Given data -
§

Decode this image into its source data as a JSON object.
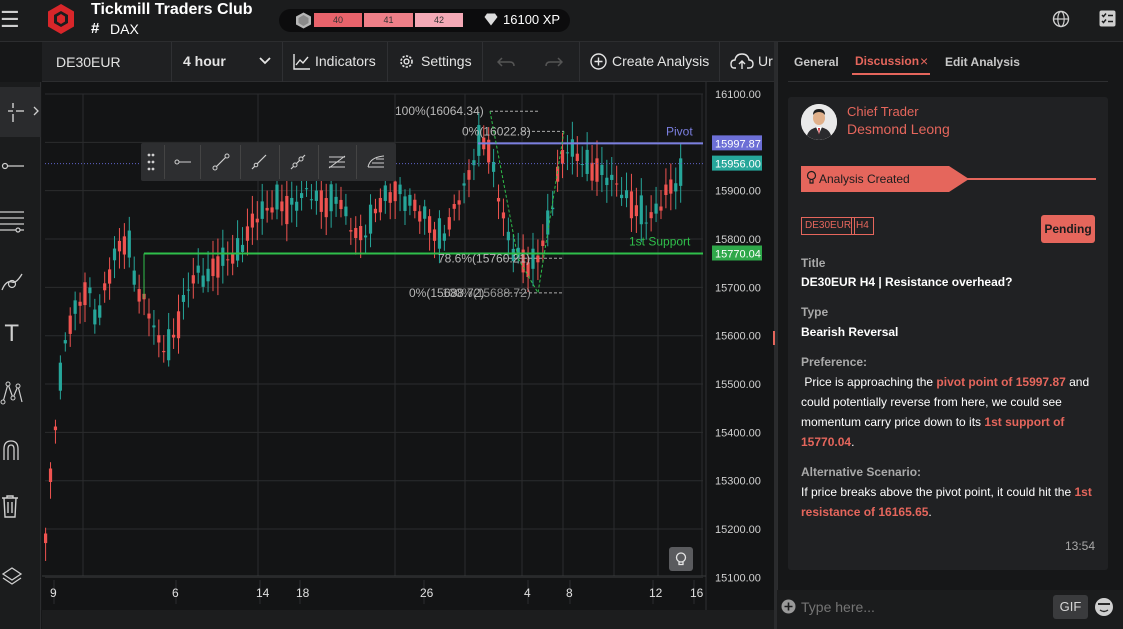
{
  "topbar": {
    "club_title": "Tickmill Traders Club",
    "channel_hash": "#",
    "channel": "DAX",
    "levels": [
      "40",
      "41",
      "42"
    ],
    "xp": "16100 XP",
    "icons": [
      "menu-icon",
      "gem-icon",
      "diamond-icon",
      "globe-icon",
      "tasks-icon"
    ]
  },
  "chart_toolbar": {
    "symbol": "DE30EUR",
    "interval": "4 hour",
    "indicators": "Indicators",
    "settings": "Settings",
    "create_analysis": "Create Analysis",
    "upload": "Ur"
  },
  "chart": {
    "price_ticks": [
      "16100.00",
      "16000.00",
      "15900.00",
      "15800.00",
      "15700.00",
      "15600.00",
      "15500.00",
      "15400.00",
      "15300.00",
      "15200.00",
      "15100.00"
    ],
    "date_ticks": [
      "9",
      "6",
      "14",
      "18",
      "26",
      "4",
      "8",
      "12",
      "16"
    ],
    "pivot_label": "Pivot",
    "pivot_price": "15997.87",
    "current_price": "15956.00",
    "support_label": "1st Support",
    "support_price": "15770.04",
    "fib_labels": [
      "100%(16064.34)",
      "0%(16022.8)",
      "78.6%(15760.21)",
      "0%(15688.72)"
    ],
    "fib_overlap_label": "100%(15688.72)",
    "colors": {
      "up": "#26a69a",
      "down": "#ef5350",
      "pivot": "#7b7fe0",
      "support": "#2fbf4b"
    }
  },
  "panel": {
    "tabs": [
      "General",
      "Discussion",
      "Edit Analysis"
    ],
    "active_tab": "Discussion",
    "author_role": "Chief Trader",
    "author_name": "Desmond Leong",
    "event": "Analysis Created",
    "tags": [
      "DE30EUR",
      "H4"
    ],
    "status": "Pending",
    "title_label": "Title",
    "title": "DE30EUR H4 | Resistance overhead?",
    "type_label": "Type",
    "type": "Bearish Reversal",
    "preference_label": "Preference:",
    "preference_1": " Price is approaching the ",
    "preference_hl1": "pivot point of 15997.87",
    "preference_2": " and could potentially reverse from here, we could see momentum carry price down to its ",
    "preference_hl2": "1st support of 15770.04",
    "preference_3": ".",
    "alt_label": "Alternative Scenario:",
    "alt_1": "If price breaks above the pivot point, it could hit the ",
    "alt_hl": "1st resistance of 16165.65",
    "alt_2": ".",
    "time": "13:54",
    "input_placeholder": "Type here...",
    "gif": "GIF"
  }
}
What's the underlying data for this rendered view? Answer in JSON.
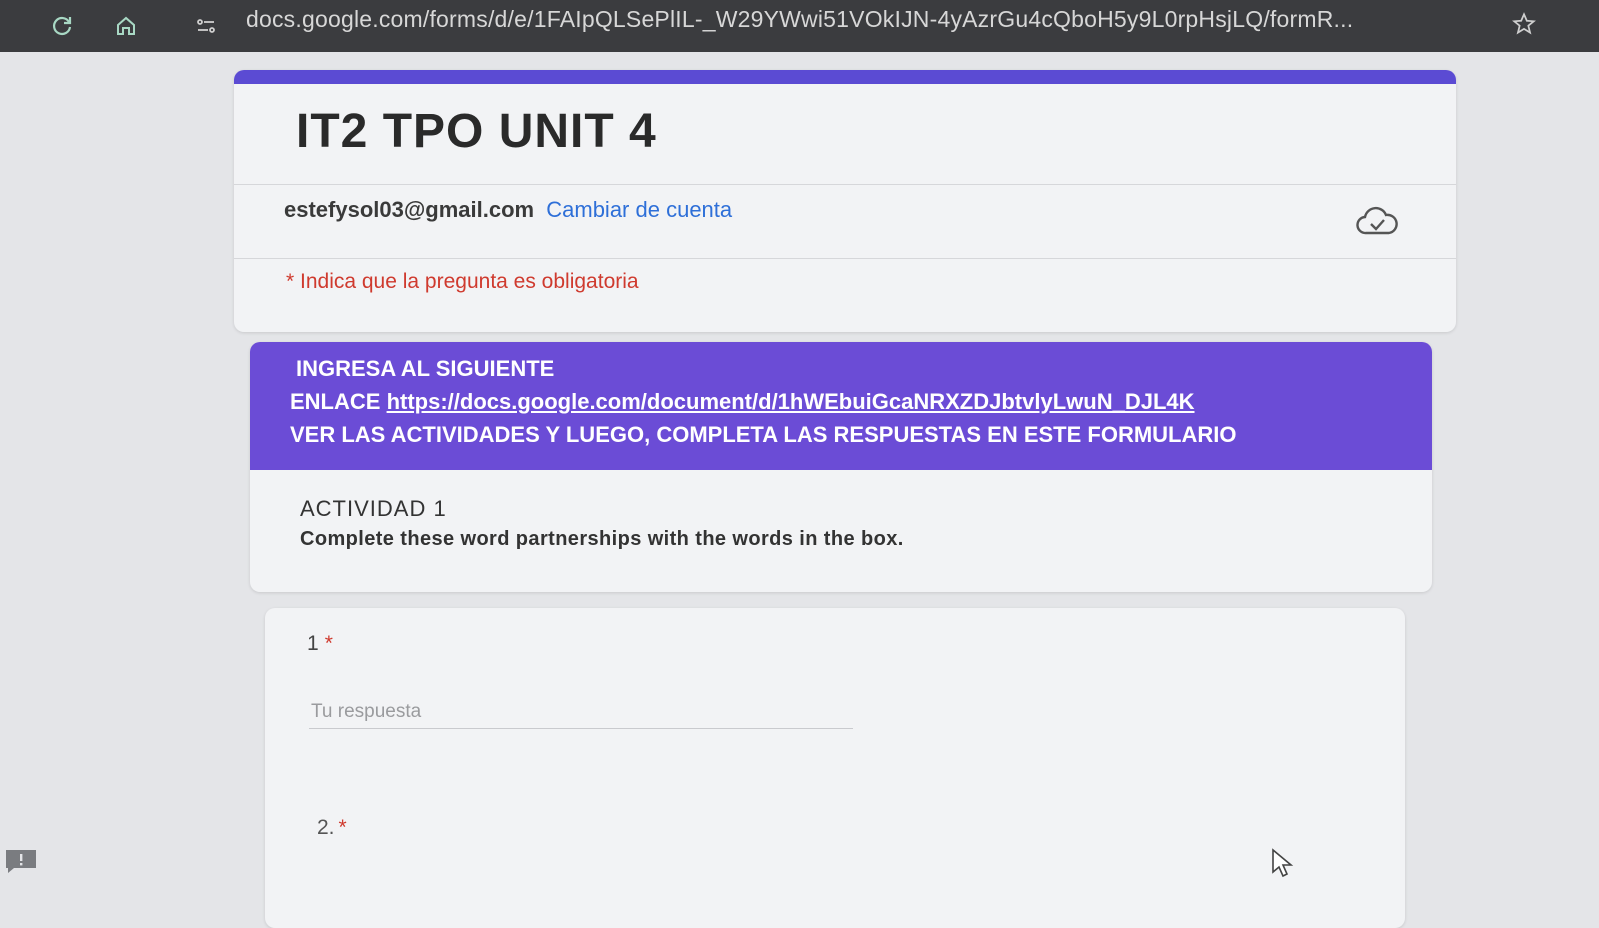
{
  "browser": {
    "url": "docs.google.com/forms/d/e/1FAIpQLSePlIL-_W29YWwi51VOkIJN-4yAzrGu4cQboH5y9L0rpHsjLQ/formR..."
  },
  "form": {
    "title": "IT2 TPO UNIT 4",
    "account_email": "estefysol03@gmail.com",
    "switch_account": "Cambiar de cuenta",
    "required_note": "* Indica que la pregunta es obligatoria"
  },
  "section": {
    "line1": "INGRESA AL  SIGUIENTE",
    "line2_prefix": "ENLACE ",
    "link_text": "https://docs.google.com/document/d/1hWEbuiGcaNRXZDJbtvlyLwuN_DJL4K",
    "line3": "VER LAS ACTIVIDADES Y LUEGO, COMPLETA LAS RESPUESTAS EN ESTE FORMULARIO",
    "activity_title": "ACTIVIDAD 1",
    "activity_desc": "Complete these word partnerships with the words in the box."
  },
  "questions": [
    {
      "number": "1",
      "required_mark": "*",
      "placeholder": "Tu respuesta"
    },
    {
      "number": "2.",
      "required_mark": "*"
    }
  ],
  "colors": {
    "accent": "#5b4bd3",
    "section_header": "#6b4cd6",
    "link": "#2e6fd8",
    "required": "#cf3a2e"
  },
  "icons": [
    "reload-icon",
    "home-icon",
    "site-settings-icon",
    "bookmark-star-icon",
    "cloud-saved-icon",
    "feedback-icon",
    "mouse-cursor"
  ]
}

§

Task brief - Return all the entries word for word, but omit any pictures they contain.

Result of the task -
Decode this image into its source data as a JSON object.
{
  "topbar": {
    "club_title": "Tickmill Traders Club",
    "channel_hash": "#",
    "channel": "DAX",
    "levels": [
      "40",
      "41",
      "42"
    ],
    "xp": "16100 XP",
    "icons": [
      "menu-icon",
      "gem-icon",
      "diamond-icon",
      "globe-icon",
      "tasks-icon"
    ]
  },
  "chart_toolbar": {
    "symbol": "DE30EUR",
    "interval": "4 hour",
    "indicators": "Indicators",
    "settings": "Settings",
    "create_analysis": "Create Analysis",
    "upload": "Ur"
  },
  "chart": {
    "price_ticks": [
      "16100.00",
      "16000.00",
      "15900.00",
      "15800.00",
      "15700.00",
      "15600.00",
      "15500.00",
      "15400.00",
      "15300.00",
      "15200.00",
      "15100.00"
    ],
    "date_ticks": [
      "9",
      "6",
      "14",
      "18",
      "26",
      "4",
      "8",
      "12",
      "16"
    ],
    "pivot_label": "Pivot",
    "pivot_price": "15997.87",
    "current_price": "15956.00",
    "support_label": "1st Support",
    "support_price": "15770.04",
    "fib_labels": [
      "100%(16064.34)",
      "0%(16022.8)",
      "78.6%(15760.21)",
      "0%(15688.72)"
    ],
    "fib_overlap_label": "100%(15688.72)",
    "colors": {
      "up": "#26a69a",
      "down": "#ef5350",
      "pivot": "#7b7fe0",
      "support": "#2fbf4b"
    }
  },
  "panel": {
    "tabs": [
      "General",
      "Discussion",
      "Edit Analysis"
    ],
    "active_tab": "Discussion",
    "author_role": "Chief Trader",
    "author_name": "Desmond Leong",
    "event": "Analysis Created",
    "tags": [
      "DE30EUR",
      "H4"
    ],
    "status": "Pending",
    "title_label": "Title",
    "title": "DE30EUR H4 | Resistance overhead?",
    "type_label": "Type",
    "type": "Bearish Reversal",
    "preference_label": "Preference:",
    "preference_1": " Price is approaching the ",
    "preference_hl1": "pivot point of 15997.87",
    "preference_2": " and could potentially reverse from here, we could see momentum carry price down to its ",
    "preference_hl2": "1st support of 15770.04",
    "preference_3": ".",
    "alt_label": "Alternative Scenario:",
    "alt_1": "If price breaks above the pivot point, it could hit the ",
    "alt_hl": "1st resistance of 16165.65",
    "alt_2": ".",
    "time": "13:54",
    "input_placeholder": "Type here...",
    "gif": "GIF"
  }
}
What's the underlying data for this rendered view? Answer in JSON.
{
  "browser": {
    "url": "docs.google.com/forms/d/e/1FAIpQLSePlIL-_W29YWwi51VOkIJN-4yAzrGu4cQboH5y9L0rpHsjLQ/formR..."
  },
  "form": {
    "title": "IT2 TPO UNIT 4",
    "account_email": "estefysol03@gmail.com",
    "switch_account": "Cambiar de cuenta",
    "required_note": "* Indica que la pregunta es obligatoria"
  },
  "section": {
    "line1": "INGRESA AL  SIGUIENTE",
    "line2_prefix": "ENLACE ",
    "link_text": "https://docs.google.com/document/d/1hWEbuiGcaNRXZDJbtvlyLwuN_DJL4K",
    "line3": "VER LAS ACTIVIDADES Y LUEGO, COMPLETA LAS RESPUESTAS EN ESTE FORMULARIO",
    "activity_title": "ACTIVIDAD 1",
    "activity_desc": "Complete these word partnerships with the words in the box."
  },
  "questions": [
    {
      "number": "1",
      "required_mark": "*",
      "placeholder": "Tu respuesta"
    },
    {
      "number": "2.",
      "required_mark": "*"
    }
  ],
  "colors": {
    "accent": "#5b4bd3",
    "section_header": "#6b4cd6",
    "link": "#2e6fd8",
    "required": "#cf3a2e"
  },
  "icons": [
    "reload-icon",
    "home-icon",
    "site-settings-icon",
    "bookmark-star-icon",
    "cloud-saved-icon",
    "feedback-icon",
    "mouse-cursor"
  ]
}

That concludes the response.